■ **Input records**
━━━━━━━━
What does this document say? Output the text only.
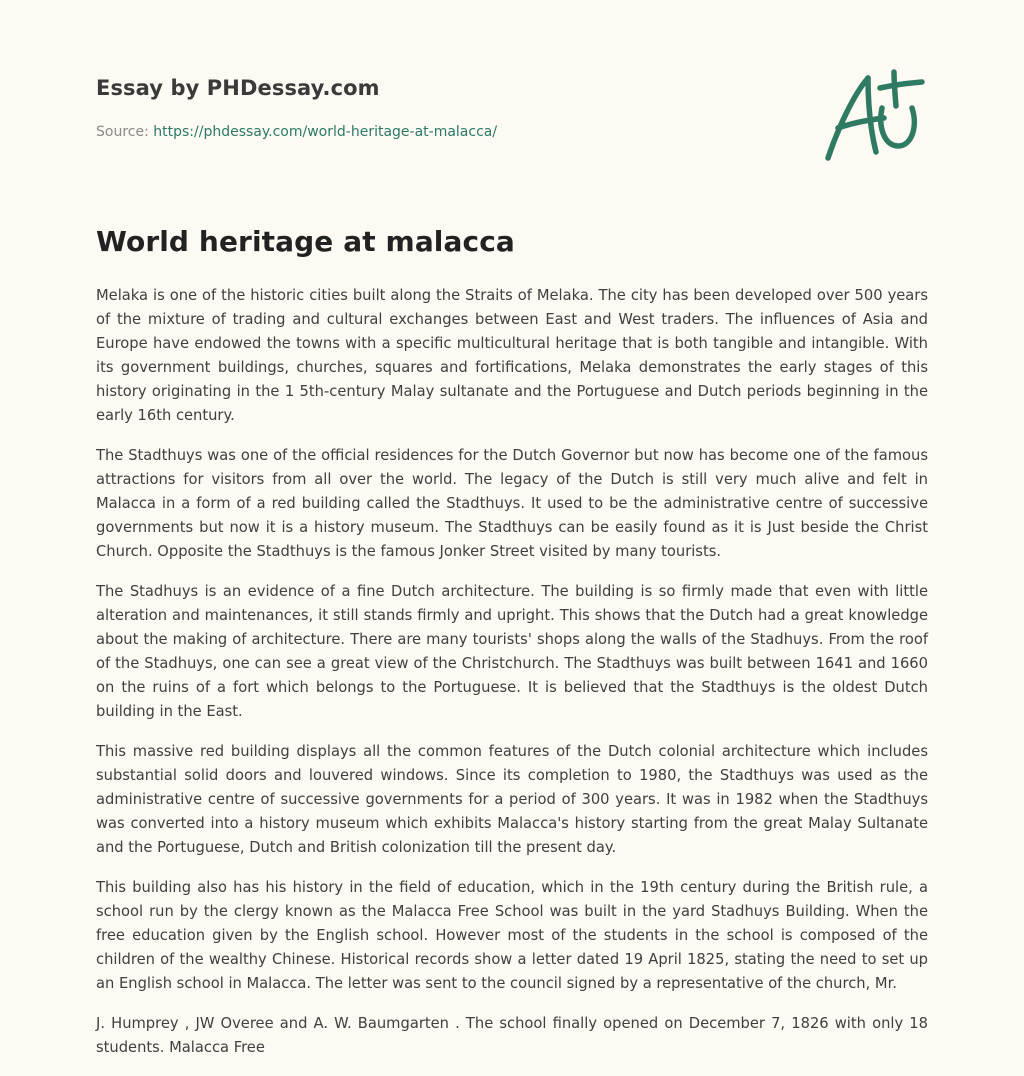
Essay by PHDessay.com
Source: https://phdessay.com/world-heritage-at-malacca/
World heritage at malacca

Melaka is one of the historic cities built along the Straits of Melaka. The city has been developed over 500 years of the mixture of trading and cultural exchanges between East and West traders. The influences of Asia and Europe have endowed the towns with a specific multicultural heritage that is both tangible and intangible. With its government buildings, churches, squares and fortifications, Melaka demonstrates the early stages of this history originating in the 1 5th-century Malay sultanate and the Portuguese and Dutch periods beginning in the early 16th century.

The Stadthuys was one of the official residences for the Dutch Governor but now has become one of the famous attractions for visitors from all over the world. The legacy of the Dutch is still very much alive and felt in Malacca in a form of a red building called the Stadthuys. It used to be the administrative centre of successive governments but now it is a history museum. The Stadthuys can be easily found as it is Just beside the Christ Church. Opposite the Stadthuys is the famous Jonker Street visited by many tourists.

The Stadhuys is an evidence of a fine Dutch architecture. The building is so firmly made that even with little alteration and maintenances, it still stands firmly and upright. This shows that the Dutch had a great knowledge about the making of architecture. There are many tourists' shops along the walls of the Stadhuys. From the roof of the Stadhuys, one can see a great view of the Christchurch. The Stadthuys was built between 1641 and 1660 on the ruins of a fort which belongs to the Portuguese. It is believed that the Stadthuys is the oldest Dutch building in the East.

This massive red building displays all the common features of the Dutch colonial architecture which includes substantial solid doors and louvered windows. Since its completion to 1980, the Stadthuys was used as the administrative centre of successive governments for a period of 300 years. It was in 1982 when the Stadthuys was converted into a history museum which exhibits Malacca's history starting from the great Malay Sultanate and the Portuguese, Dutch and British colonization till the present day.

This building also has his history in the field of education, which in the 19th century during the British rule, a school run by the clergy known as the Malacca Free School was built in the yard Stadhuys Building. When the free education given by the English school. However most of the students in the school is composed of the children of the wealthy Chinese. Historical records show a letter dated 19 April 1825, stating the need to set up an English school in Malacca. The letter was sent to the council signed by a representative of the church, Mr.

J. Humprey , JW Overee and A. W. Baumgarten . The school finally opened on December 7, 1826 with only 18 students. Malacca Free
━━━━━━━━
■ **Written exercise**
Reproduce all the records verbatim, excluding images.

■ **Answer to the problem**
What does this document say? Output the text only.
Essay by PHDessay.com
Source: https://phdessay.com/world-heritage-at-malacca/
World heritage at malacca

Melaka is one of the historic cities built along the Straits of Melaka. The city has been developed over 500 years of the mixture of trading and cultural exchanges between East and West traders. The influences of Asia and Europe have endowed the towns with a specific multicultural heritage that is both tangible and intangible. With its government buildings, churches, squares and fortifications, Melaka demonstrates the early stages of this history originating in the 1 5th-century Malay sultanate and the Portuguese and Dutch periods beginning in the early 16th century.

The Stadthuys was one of the official residences for the Dutch Governor but now has become one of the famous attractions for visitors from all over the world. The legacy of the Dutch is still very much alive and felt in Malacca in a form of a red building called the Stadthuys. It used to be the administrative centre of successive governments but now it is a history museum. The Stadthuys can be easily found as it is Just beside the Christ Church. Opposite the Stadthuys is the famous Jonker Street visited by many tourists.

The Stadhuys is an evidence of a fine Dutch architecture. The building is so firmly made that even with little alteration and maintenances, it still stands firmly and upright. This shows that the Dutch had a great knowledge about the making of architecture. There are many tourists' shops along the walls of the Stadhuys. From the roof of the Stadhuys, one can see a great view of the Christchurch. The Stadthuys was built between 1641 and 1660 on the ruins of a fort which belongs to the Portuguese. It is believed that the Stadthuys is the oldest Dutch building in the East.

This massive red building displays all the common features of the Dutch colonial architecture which includes substantial solid doors and louvered windows. Since its completion to 1980, the Stadthuys was used as the administrative centre of successive governments for a period of 300 years. It was in 1982 when the Stadthuys was converted into a history museum which exhibits Malacca's history starting from the great Malay Sultanate and the Portuguese, Dutch and British colonization till the present day.

This building also has his history in the field of education, which in the 19th century during the British rule, a school run by the clergy known as the Malacca Free School was built in the yard Stadhuys Building. When the free education given by the English school. However most of the students in the school is composed of the children of the wealthy Chinese. Historical records show a letter dated 19 April 1825, stating the need to set up an English school in Malacca. The letter was sent to the council signed by a representative of the church, Mr.

J. Humprey , JW Overee and A. W. Baumgarten . The school finally opened on December 7, 1826 with only 18 students. Malacca Free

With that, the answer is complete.